▸ **Problem to work on**
Exclude all pictures, then copy each of the records exactly as written.

* BEGIN Records for this task *

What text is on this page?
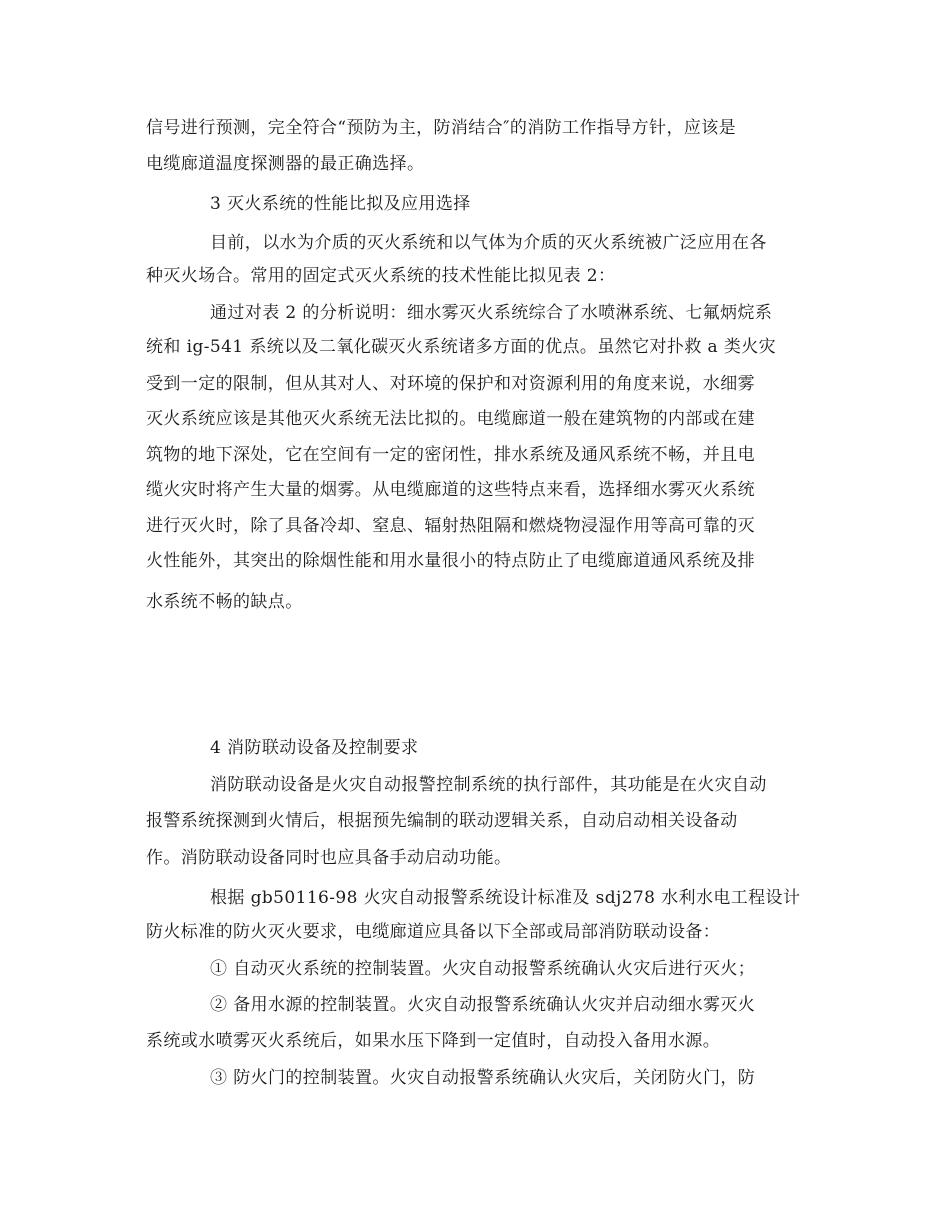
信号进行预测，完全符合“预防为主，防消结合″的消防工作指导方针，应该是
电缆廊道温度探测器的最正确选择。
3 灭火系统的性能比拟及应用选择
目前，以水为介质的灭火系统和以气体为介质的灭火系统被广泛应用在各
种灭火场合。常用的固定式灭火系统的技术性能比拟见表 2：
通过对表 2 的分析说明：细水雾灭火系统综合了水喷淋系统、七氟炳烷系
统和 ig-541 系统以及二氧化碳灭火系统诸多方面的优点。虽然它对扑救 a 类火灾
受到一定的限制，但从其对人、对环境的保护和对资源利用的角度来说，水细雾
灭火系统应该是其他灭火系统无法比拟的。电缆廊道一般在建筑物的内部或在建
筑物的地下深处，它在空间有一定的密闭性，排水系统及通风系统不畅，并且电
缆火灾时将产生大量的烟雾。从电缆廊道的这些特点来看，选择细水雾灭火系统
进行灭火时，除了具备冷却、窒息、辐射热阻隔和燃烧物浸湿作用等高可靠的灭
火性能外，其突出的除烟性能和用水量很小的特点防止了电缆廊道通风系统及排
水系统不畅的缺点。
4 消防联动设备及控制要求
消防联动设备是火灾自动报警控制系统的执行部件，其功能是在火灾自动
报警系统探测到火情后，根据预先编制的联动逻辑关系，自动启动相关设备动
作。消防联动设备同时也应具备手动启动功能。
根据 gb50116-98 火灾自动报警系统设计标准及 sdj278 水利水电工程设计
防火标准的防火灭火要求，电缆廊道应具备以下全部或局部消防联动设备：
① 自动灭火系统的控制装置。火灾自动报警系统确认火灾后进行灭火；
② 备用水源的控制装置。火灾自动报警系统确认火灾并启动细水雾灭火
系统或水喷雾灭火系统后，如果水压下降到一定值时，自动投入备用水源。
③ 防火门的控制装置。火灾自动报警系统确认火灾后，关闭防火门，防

* END Records for this task *

▸ **Response to the task**
What text is on this page?
信号进行预测，完全符合“预防为主，防消结合″的消防工作指导方针，应该是
电缆廊道温度探测器的最正确选择。
3 灭火系统的性能比拟及应用选择
目前，以水为介质的灭火系统和以气体为介质的灭火系统被广泛应用在各
种灭火场合。常用的固定式灭火系统的技术性能比拟见表 2：
通过对表 2 的分析说明：细水雾灭火系统综合了水喷淋系统、七氟炳烷系
统和 ig-541 系统以及二氧化碳灭火系统诸多方面的优点。虽然它对扑救 a 类火灾
受到一定的限制，但从其对人、对环境的保护和对资源利用的角度来说，水细雾
灭火系统应该是其他灭火系统无法比拟的。电缆廊道一般在建筑物的内部或在建
筑物的地下深处，它在空间有一定的密闭性，排水系统及通风系统不畅，并且电
缆火灾时将产生大量的烟雾。从电缆廊道的这些特点来看，选择细水雾灭火系统
进行灭火时，除了具备冷却、窒息、辐射热阻隔和燃烧物浸湿作用等高可靠的灭
火性能外，其突出的除烟性能和用水量很小的特点防止了电缆廊道通风系统及排
水系统不畅的缺点。
4 消防联动设备及控制要求
消防联动设备是火灾自动报警控制系统的执行部件，其功能是在火灾自动
报警系统探测到火情后，根据预先编制的联动逻辑关系，自动启动相关设备动
作。消防联动设备同时也应具备手动启动功能。
根据 gb50116-98 火灾自动报警系统设计标准及 sdj278 水利水电工程设计
防火标准的防火灭火要求，电缆廊道应具备以下全部或局部消防联动设备：
① 自动灭火系统的控制装置。火灾自动报警系统确认火灾后进行灭火；
② 备用水源的控制装置。火灾自动报警系统确认火灾并启动细水雾灭火
系统或水喷雾灭火系统后，如果水压下降到一定值时，自动投入备用水源。
③ 防火门的控制装置。火灾自动报警系统确认火灾后，关闭防火门，防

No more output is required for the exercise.